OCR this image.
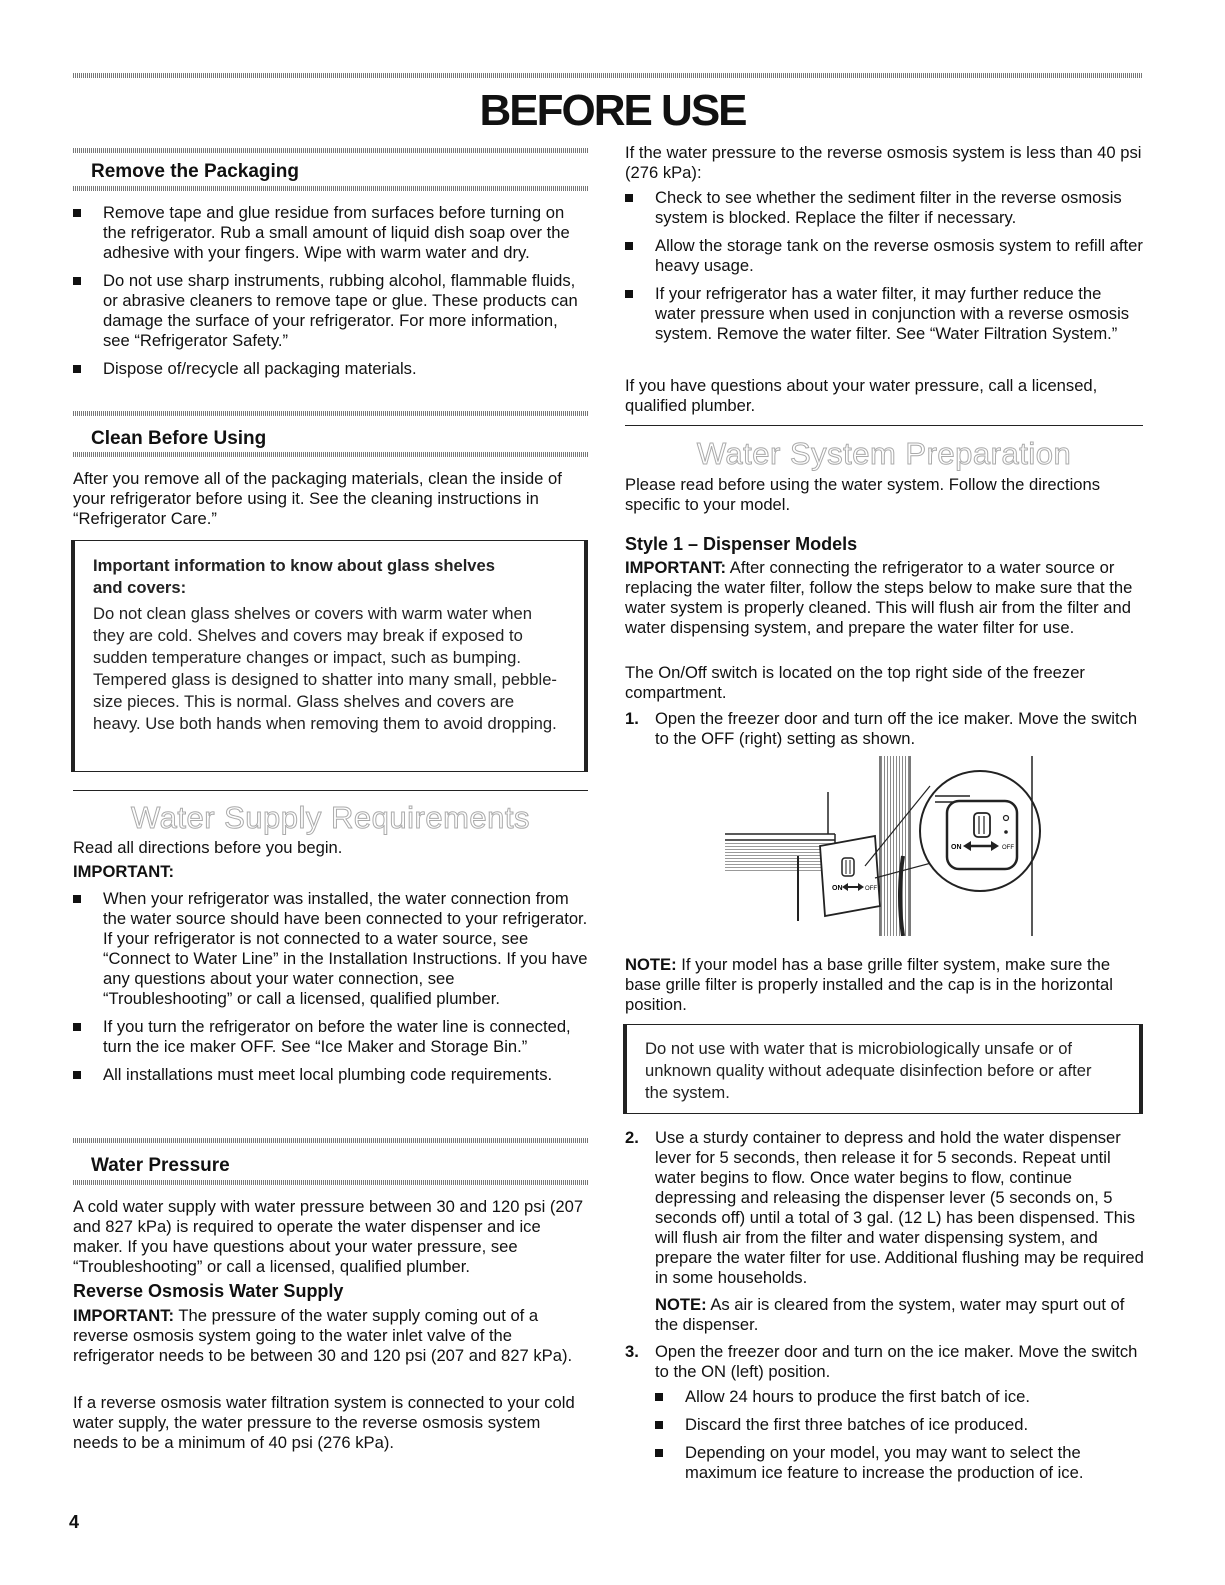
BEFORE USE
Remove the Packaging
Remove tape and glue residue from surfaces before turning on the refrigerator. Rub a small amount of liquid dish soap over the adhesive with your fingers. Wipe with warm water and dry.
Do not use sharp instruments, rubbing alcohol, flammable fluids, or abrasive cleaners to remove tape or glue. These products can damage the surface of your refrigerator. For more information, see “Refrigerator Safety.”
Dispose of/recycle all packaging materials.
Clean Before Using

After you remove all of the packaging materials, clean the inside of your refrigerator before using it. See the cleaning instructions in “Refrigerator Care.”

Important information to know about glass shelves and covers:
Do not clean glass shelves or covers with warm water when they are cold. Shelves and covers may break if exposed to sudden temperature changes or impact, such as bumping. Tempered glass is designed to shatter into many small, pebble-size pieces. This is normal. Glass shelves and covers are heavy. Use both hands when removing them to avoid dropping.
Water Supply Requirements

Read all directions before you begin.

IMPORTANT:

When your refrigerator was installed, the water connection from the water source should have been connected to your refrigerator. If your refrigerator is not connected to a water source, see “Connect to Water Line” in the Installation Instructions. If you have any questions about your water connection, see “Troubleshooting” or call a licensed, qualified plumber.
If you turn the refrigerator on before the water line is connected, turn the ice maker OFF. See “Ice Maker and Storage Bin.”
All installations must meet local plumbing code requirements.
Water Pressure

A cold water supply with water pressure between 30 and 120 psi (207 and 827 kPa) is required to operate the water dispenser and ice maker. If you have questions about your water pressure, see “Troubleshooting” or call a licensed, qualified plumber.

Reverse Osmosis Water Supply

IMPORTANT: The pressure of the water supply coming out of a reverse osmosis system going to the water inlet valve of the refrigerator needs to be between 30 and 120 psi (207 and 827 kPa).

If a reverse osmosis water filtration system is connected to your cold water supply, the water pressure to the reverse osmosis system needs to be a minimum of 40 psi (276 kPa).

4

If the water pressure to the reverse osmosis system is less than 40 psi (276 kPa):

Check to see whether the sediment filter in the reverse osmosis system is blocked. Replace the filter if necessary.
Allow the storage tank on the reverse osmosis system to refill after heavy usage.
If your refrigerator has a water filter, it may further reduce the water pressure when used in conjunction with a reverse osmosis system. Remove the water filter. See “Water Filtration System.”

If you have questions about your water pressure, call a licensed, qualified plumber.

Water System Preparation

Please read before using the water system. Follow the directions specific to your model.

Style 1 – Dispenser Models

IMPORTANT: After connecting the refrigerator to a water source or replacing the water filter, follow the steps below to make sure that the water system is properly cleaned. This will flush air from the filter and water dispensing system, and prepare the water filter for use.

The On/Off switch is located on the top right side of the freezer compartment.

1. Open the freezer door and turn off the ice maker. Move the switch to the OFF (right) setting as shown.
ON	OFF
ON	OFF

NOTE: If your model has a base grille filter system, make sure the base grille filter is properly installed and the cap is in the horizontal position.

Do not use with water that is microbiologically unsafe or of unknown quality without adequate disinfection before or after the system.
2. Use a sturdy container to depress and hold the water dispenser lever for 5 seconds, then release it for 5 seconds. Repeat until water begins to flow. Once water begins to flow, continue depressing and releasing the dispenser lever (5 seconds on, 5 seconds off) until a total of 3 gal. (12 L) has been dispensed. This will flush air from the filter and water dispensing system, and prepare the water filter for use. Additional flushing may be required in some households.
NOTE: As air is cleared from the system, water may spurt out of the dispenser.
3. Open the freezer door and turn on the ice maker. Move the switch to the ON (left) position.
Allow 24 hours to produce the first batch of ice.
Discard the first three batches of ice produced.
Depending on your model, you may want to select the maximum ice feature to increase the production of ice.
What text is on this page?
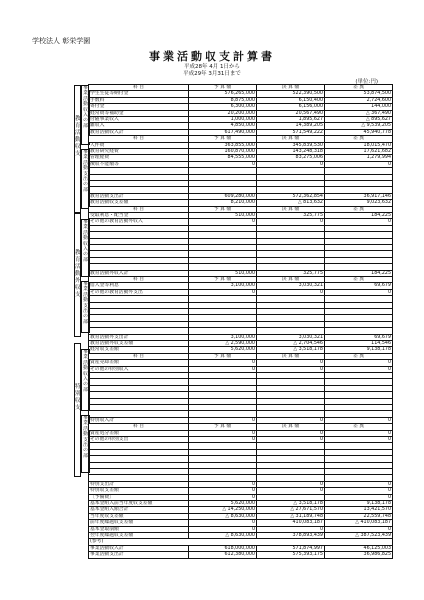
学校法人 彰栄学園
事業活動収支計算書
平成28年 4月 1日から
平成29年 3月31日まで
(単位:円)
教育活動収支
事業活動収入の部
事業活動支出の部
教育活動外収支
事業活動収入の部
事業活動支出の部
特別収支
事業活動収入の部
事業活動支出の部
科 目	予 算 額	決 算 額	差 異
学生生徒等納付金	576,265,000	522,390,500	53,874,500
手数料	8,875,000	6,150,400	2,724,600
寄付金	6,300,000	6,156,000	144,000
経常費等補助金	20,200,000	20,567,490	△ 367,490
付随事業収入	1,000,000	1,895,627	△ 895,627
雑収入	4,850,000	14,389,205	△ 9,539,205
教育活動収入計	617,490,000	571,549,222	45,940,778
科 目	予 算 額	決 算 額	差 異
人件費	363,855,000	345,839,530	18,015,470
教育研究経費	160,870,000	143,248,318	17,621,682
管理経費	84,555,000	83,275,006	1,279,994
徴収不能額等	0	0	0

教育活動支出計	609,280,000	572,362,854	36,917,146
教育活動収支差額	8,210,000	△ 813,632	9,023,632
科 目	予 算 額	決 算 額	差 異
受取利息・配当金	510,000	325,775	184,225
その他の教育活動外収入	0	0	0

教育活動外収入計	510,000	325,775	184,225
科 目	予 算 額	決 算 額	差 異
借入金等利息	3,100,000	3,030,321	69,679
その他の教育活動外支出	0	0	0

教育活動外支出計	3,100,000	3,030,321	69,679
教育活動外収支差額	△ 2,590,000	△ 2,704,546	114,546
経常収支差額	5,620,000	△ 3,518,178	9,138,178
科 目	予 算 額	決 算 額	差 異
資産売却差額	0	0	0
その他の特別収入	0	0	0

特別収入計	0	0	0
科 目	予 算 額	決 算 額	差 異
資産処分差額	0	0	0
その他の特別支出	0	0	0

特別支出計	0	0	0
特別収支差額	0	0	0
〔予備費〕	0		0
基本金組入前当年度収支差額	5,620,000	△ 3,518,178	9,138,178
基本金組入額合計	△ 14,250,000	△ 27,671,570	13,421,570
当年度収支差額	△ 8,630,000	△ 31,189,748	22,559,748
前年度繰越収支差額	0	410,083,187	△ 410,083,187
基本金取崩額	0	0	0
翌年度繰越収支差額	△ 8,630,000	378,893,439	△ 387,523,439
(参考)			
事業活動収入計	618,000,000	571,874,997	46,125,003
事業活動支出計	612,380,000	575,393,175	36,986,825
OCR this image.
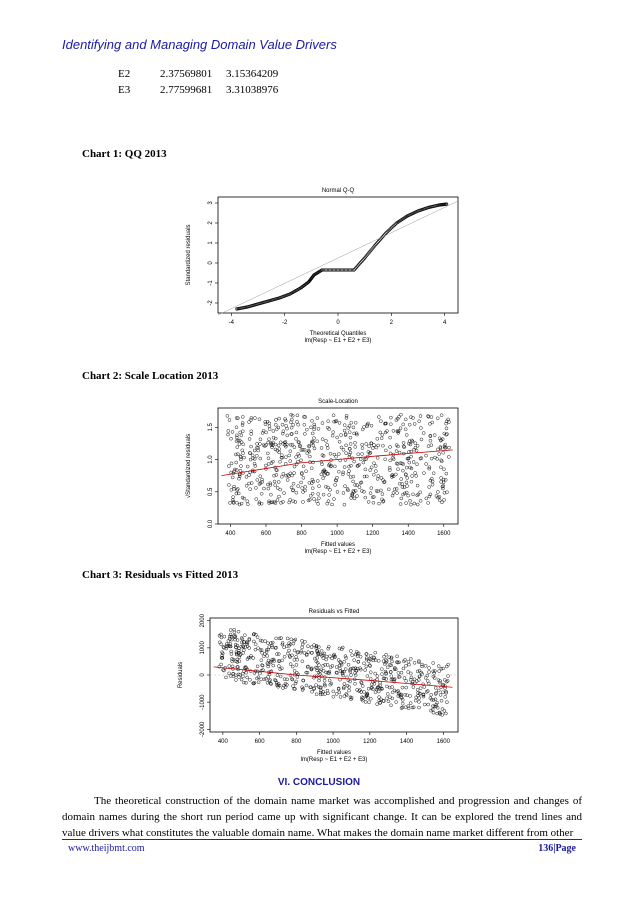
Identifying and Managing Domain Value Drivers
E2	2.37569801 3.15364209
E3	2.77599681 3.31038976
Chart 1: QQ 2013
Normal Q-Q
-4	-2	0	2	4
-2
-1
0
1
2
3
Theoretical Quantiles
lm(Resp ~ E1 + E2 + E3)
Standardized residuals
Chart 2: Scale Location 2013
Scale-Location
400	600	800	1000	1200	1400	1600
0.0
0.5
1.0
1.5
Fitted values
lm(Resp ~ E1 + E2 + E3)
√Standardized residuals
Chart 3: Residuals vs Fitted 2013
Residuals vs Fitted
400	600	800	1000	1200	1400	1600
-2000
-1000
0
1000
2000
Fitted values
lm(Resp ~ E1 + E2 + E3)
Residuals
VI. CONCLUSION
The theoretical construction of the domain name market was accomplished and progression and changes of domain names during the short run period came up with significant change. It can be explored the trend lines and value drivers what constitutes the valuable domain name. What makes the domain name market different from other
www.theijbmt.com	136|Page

#### WORK TO BE COMPLETED:
Each entry should be repeated exactly as it appears; the pictures stay out.

#### RESPONSE:
OCR this image.
BEFORE USE
Remove the Packaging
Remove tape and glue residue from surfaces before turning on the refrigerator. Rub a small amount of liquid dish soap over the adhesive with your fingers. Wipe with warm water and dry.
Do not use sharp instruments, rubbing alcohol, flammable fluids, or abrasive cleaners to remove tape or glue. These products can damage the surface of your refrigerator. For more information, see “Refrigerator Safety.”
Dispose of/recycle all packaging materials.
Clean Before Using

After you remove all of the packaging materials, clean the inside of your refrigerator before using it. See the cleaning instructions in “Refrigerator Care.”

Important information to know about glass shelves and covers:
Do not clean glass shelves or covers with warm water when they are cold. Shelves and covers may break if exposed to sudden temperature changes or impact, such as bumping. Tempered glass is designed to shatter into many small, pebble-size pieces. This is normal. Glass shelves and covers are heavy. Use both hands when removing them to avoid dropping.
Water Supply Requirements

Read all directions before you begin.

IMPORTANT:

When your refrigerator was installed, the water connection from the water source should have been connected to your refrigerator. If your refrigerator is not connected to a water source, see “Connect to Water Line” in the Installation Instructions. If you have any questions about your water connection, see “Troubleshooting” or call a licensed, qualified plumber.
If you turn the refrigerator on before the water line is connected, turn the ice maker OFF. See “Ice Maker and Storage Bin.”
All installations must meet local plumbing code requirements.
Water Pressure

A cold water supply with water pressure between 30 and 120 psi (207 and 827 kPa) is required to operate the water dispenser and ice maker. If you have questions about your water pressure, see “Troubleshooting” or call a licensed, qualified plumber.

Reverse Osmosis Water Supply

IMPORTANT: The pressure of the water supply coming out of a reverse osmosis system going to the water inlet valve of the refrigerator needs to be between 30 and 120 psi (207 and 827 kPa).

If a reverse osmosis water filtration system is connected to your cold water supply, the water pressure to the reverse osmosis system needs to be a minimum of 40 psi (276 kPa).

4

If the water pressure to the reverse osmosis system is less than 40 psi (276 kPa):

Check to see whether the sediment filter in the reverse osmosis system is blocked. Replace the filter if necessary.
Allow the storage tank on the reverse osmosis system to refill after heavy usage.
If your refrigerator has a water filter, it may further reduce the water pressure when used in conjunction with a reverse osmosis system. Remove the water filter. See “Water Filtration System.”

If you have questions about your water pressure, call a licensed, qualified plumber.

Water System Preparation

Please read before using the water system. Follow the directions specific to your model.

Style 1 – Dispenser Models

IMPORTANT: After connecting the refrigerator to a water source or replacing the water filter, follow the steps below to make sure that the water system is properly cleaned. This will flush air from the filter and water dispensing system, and prepare the water filter for use.

The On/Off switch is located on the top right side of the freezer compartment.

1. Open the freezer door and turn off the ice maker. Move the switch to the OFF (right) setting as shown.
ON	OFF
ON	OFF

NOTE: If your model has a base grille filter system, make sure the base grille filter is properly installed and the cap is in the horizontal position.

Do not use with water that is microbiologically unsafe or of unknown quality without adequate disinfection before or after the system.
2. Use a sturdy container to depress and hold the water dispenser lever for 5 seconds, then release it for 5 seconds. Repeat until water begins to flow. Once water begins to flow, continue depressing and releasing the dispenser lever (5 seconds on, 5 seconds off) until a total of 3 gal. (12 L) has been dispensed. This will flush air from the filter and water dispensing system, and prepare the water filter for use. Additional flushing may be required in some households.
NOTE: As air is cleared from the system, water may spurt out of the dispenser.
3. Open the freezer door and turn on the ice maker. Move the switch to the ON (left) position.
Allow 24 hours to produce the first batch of ice.
Discard the first three batches of ice produced.
Depending on your model, you may want to select the maximum ice feature to increase the production of ice.
What text is on this page?
学校法人 彰栄学園
事業活動収支計算書
平成28年 4月 1日から
平成29年 3月31日まで
(単位:円)
教育活動収支
事業活動収入の部
事業活動支出の部
教育活動外収支
事業活動収入の部
事業活動支出の部
特別収支
事業活動収入の部
事業活動支出の部
科 目	予 算 額	決 算 額	差 異
学生生徒等納付金	576,265,000	522,390,500	53,874,500
手数料	8,875,000	6,150,400	2,724,600
寄付金	6,300,000	6,156,000	144,000
経常費等補助金	20,200,000	20,567,490	△ 367,490
付随事業収入	1,000,000	1,895,627	△ 895,627
雑収入	4,850,000	14,389,205	△ 9,539,205
教育活動収入計	617,490,000	571,549,222	45,940,778
科 目	予 算 額	決 算 額	差 異
人件費	363,855,000	345,839,530	18,015,470
教育研究経費	160,870,000	143,248,318	17,621,682
管理経費	84,555,000	83,275,006	1,279,994
徴収不能額等	0	0	0

教育活動支出計	609,280,000	572,362,854	36,917,146
教育活動収支差額	8,210,000	△ 813,632	9,023,632
科 目	予 算 額	決 算 額	差 異
受取利息・配当金	510,000	325,775	184,225
その他の教育活動外収入	0	0	0

教育活動外収入計	510,000	325,775	184,225
科 目	予 算 額	決 算 額	差 異
借入金等利息	3,100,000	3,030,321	69,679
その他の教育活動外支出	0	0	0

教育活動外支出計	3,100,000	3,030,321	69,679
教育活動外収支差額	△ 2,590,000	△ 2,704,546	114,546
経常収支差額	5,620,000	△ 3,518,178	9,138,178
科 目	予 算 額	決 算 額	差 異
資産売却差額	0	0	0
その他の特別収入	0	0	0

特別収入計	0	0	0
科 目	予 算 額	決 算 額	差 異
資産処分差額	0	0	0
その他の特別支出	0	0	0

特別支出計	0	0	0
特別収支差額	0	0	0
〔予備費〕	0		0
基本金組入前当年度収支差額	5,620,000	△ 3,518,178	9,138,178
基本金組入額合計	△ 14,250,000	△ 27,671,570	13,421,570
当年度収支差額	△ 8,630,000	△ 31,189,748	22,559,748
前年度繰越収支差額	0	410,083,187	△ 410,083,187
基本金取崩額	0	0	0
翌年度繰越収支差額	△ 8,630,000	378,893,439	△ 387,523,439
(参考)			
事業活動収入計	618,000,000	571,874,997	46,125,003
事業活動支出計	612,380,000	575,393,175	36,986,825
OCR this image.
Identifying and Managing Domain Value Drivers
E2	2.37569801 3.15364209
E3	2.77599681 3.31038976
Chart 1: QQ 2013
Normal Q-Q
-4	-2	0	2	4
-2
-1
0
1
2
3
Theoretical Quantiles
lm(Resp ~ E1 + E2 + E3)
Standardized residuals
Chart 2: Scale Location 2013
Scale-Location
400	600	800	1000	1200	1400	1600
0.0
0.5
1.0
1.5
Fitted values
lm(Resp ~ E1 + E2 + E3)
√Standardized residuals
Chart 3: Residuals vs Fitted 2013
Residuals vs Fitted
400	600	800	1000	1200	1400	1600
-2000
-1000
0
1000
2000
Fitted values
lm(Resp ~ E1 + E2 + E3)
Residuals
VI. CONCLUSION
The theoretical construction of the domain name market was accomplished and progression and changes of domain names during the short run period came up with significant change. It can be explored the trend lines and value drivers what constitutes the valuable domain name. What makes the domain name market different from other
www.theijbmt.com	136|Page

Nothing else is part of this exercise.